- _PROBLEM TO WORK ON_
Which lines of the records contain "psychodiagnostiek"? Collect every one of them.

- _RECORDS FOR THE TASK_

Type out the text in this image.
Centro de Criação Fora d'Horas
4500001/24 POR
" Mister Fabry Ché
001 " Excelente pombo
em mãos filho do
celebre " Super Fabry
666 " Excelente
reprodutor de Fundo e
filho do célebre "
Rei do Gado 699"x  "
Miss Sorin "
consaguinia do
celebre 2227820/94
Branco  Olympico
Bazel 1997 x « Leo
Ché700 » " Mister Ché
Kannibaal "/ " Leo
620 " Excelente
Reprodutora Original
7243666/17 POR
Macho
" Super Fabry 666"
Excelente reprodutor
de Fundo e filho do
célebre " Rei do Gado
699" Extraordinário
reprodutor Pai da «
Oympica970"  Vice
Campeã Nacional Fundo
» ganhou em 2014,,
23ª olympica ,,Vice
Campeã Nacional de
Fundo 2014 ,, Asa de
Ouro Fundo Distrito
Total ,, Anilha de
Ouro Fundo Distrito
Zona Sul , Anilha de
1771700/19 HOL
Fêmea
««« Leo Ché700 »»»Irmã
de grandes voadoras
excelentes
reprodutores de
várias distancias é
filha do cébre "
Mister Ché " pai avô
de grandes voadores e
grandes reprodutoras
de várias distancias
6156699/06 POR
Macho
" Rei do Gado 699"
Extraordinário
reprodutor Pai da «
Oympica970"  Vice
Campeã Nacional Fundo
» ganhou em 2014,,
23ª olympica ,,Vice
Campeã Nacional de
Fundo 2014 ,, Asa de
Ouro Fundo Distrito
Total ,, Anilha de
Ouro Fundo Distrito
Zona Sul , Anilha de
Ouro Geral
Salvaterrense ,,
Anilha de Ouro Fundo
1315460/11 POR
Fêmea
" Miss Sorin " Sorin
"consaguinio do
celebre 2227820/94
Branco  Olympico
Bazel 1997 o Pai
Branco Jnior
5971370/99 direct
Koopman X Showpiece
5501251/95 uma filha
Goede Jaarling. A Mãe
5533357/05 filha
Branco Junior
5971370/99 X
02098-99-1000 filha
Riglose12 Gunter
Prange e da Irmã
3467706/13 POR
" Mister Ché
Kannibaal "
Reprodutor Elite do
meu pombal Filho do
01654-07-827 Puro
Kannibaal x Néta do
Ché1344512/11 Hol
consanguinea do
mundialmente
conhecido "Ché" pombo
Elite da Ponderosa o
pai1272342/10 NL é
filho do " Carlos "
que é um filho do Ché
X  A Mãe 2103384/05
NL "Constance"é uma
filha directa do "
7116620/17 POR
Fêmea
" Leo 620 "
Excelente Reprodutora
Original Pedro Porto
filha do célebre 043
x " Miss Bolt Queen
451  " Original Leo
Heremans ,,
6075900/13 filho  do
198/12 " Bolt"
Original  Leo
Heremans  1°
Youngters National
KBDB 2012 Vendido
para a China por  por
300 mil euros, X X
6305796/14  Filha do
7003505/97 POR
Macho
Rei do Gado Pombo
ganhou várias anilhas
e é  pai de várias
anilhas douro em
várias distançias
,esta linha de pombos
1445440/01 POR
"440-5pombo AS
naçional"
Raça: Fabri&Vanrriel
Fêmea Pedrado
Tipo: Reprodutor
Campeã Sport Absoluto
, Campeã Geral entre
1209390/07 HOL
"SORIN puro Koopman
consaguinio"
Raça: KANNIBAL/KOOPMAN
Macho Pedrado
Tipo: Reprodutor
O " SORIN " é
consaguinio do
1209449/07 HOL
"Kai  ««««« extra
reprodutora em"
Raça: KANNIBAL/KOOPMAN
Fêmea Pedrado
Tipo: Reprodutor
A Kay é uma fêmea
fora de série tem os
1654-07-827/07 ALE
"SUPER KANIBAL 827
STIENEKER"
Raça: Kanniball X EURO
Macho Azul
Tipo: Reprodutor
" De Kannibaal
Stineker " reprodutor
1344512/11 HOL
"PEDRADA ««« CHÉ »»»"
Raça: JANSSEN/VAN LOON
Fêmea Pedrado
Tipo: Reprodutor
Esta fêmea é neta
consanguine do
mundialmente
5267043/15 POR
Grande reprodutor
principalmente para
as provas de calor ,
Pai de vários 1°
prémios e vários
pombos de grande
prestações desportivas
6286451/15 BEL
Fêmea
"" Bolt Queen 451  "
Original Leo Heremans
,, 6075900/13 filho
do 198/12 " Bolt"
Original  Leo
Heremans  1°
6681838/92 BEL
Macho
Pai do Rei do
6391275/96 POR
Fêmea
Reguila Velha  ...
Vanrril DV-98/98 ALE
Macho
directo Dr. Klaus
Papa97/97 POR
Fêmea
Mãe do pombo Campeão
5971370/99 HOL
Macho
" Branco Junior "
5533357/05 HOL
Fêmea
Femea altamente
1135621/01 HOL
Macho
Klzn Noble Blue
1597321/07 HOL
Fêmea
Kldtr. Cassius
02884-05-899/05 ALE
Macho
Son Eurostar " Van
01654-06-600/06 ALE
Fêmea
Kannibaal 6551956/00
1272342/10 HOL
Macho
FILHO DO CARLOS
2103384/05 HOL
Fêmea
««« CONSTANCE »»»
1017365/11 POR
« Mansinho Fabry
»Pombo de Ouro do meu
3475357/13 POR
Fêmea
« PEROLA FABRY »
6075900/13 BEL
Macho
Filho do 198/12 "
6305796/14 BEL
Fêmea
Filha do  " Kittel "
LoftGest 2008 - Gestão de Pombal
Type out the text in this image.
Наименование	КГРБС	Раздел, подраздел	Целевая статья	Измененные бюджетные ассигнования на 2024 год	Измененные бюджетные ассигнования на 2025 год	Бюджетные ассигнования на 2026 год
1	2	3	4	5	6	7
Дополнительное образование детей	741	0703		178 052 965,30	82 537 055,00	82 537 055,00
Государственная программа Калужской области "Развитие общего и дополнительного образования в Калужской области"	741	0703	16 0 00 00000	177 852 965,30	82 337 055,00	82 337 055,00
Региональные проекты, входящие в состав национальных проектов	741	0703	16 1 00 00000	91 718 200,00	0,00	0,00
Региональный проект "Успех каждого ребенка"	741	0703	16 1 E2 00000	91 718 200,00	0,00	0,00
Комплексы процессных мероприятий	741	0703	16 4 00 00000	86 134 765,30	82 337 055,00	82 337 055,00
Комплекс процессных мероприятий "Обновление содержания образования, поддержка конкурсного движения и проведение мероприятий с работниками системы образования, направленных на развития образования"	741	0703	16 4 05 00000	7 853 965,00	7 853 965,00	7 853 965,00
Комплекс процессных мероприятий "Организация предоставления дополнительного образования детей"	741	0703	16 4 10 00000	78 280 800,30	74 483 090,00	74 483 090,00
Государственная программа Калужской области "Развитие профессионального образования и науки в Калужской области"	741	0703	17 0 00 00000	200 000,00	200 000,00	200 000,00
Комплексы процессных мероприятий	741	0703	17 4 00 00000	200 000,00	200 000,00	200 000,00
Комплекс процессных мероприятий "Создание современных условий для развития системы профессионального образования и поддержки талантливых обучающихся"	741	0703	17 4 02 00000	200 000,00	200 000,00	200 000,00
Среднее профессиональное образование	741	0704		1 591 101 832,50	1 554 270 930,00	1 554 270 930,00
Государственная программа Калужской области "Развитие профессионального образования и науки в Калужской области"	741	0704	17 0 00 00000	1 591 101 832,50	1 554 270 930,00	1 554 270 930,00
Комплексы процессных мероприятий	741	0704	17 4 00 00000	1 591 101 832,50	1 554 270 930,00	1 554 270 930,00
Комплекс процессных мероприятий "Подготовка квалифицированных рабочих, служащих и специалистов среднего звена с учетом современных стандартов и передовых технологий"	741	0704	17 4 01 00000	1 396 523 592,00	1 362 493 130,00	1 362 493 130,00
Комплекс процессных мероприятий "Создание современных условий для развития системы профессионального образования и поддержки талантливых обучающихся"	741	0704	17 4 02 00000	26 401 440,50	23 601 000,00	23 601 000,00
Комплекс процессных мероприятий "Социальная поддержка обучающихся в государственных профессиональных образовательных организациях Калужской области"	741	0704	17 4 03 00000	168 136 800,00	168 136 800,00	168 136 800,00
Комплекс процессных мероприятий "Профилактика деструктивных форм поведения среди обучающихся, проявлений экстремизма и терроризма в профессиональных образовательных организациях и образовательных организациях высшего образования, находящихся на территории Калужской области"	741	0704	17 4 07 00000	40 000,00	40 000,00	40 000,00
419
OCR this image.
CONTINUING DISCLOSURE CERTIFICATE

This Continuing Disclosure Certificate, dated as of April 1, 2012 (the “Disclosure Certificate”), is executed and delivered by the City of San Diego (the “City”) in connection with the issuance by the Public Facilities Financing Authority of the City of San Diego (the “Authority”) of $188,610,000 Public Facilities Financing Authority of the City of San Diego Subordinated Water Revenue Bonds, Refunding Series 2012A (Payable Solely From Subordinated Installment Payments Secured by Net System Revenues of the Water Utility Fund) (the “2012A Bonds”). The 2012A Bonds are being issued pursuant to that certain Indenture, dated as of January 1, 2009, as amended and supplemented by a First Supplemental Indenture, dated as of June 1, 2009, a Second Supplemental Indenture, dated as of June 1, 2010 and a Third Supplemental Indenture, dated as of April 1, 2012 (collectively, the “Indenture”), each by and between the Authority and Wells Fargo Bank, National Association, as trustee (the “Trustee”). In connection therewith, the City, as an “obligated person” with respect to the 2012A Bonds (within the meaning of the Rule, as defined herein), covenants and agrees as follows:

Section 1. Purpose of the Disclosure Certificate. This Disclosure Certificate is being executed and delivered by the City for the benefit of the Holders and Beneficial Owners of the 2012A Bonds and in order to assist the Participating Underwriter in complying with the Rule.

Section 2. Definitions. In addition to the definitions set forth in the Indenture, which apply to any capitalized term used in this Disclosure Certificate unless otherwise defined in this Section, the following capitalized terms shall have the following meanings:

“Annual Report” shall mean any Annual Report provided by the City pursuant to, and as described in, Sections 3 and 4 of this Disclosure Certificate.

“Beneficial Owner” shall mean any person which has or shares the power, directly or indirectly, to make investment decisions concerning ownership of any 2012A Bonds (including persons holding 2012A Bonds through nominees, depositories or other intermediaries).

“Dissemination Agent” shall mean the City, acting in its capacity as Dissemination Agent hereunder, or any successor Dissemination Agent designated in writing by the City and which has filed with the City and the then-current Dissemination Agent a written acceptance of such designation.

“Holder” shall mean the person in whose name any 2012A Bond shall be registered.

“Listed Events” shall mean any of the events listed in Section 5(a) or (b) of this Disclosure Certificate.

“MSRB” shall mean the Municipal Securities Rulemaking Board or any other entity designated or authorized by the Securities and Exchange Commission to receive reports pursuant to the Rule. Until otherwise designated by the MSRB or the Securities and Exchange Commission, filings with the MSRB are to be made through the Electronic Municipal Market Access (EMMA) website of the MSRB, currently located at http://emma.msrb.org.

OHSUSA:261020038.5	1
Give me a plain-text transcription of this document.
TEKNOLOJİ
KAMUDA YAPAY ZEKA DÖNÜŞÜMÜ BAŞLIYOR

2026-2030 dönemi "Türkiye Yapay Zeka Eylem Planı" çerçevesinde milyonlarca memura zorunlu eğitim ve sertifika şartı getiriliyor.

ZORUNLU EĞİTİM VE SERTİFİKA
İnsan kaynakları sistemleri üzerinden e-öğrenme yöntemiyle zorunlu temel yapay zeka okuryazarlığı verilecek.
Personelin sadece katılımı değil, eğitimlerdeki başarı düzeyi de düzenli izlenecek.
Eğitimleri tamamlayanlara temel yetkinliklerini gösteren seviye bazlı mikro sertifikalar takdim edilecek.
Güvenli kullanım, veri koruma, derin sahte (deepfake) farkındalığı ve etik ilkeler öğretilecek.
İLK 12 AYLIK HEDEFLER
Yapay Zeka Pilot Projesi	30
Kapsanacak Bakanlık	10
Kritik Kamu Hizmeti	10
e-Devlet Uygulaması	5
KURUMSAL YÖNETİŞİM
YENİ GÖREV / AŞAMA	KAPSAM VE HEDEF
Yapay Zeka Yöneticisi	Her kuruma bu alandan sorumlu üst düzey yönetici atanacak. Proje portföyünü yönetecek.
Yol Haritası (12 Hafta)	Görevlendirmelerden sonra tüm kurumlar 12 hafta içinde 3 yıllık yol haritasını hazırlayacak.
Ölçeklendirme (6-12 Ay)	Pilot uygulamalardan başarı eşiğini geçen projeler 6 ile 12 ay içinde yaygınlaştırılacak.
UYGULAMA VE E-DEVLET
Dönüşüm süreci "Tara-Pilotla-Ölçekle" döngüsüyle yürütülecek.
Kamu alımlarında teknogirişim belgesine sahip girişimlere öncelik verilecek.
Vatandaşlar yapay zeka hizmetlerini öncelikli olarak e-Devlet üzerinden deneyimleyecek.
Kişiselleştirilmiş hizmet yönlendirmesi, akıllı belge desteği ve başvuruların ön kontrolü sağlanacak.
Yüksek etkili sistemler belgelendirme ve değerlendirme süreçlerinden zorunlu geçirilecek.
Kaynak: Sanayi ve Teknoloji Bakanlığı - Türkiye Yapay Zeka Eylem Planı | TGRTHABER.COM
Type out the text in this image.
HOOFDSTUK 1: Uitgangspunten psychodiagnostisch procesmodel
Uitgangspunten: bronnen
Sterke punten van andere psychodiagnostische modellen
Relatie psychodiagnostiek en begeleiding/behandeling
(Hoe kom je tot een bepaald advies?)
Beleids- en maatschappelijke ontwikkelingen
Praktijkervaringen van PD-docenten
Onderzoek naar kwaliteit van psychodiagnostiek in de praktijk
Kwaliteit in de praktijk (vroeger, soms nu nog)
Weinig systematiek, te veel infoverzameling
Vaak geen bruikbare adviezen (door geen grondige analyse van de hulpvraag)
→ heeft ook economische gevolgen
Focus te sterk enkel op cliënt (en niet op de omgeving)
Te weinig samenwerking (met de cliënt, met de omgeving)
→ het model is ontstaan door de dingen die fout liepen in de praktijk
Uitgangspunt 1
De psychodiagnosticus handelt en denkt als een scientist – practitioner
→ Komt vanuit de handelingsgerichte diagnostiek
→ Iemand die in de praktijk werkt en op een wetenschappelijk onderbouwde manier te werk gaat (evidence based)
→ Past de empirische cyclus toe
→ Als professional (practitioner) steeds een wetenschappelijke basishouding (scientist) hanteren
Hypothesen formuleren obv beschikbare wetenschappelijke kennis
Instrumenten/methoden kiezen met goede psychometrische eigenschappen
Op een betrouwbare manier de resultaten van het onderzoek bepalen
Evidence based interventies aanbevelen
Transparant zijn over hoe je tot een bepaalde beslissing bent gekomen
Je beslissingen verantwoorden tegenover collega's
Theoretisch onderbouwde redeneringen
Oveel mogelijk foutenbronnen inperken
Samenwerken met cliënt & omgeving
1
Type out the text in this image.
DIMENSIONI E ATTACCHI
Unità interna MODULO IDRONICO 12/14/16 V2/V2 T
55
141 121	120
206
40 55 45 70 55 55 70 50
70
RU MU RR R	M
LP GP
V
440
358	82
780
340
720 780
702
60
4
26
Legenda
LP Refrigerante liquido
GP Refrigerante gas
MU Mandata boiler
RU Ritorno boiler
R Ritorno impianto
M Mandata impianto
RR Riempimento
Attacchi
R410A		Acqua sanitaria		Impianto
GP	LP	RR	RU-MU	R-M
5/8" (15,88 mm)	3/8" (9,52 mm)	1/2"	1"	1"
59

- _CORRECT RESPONSE_
Relatie psychodiagnostiek en begeleiding/behandeling
Onderzoek naar kwaliteit van psychodiagnostiek in de praktijk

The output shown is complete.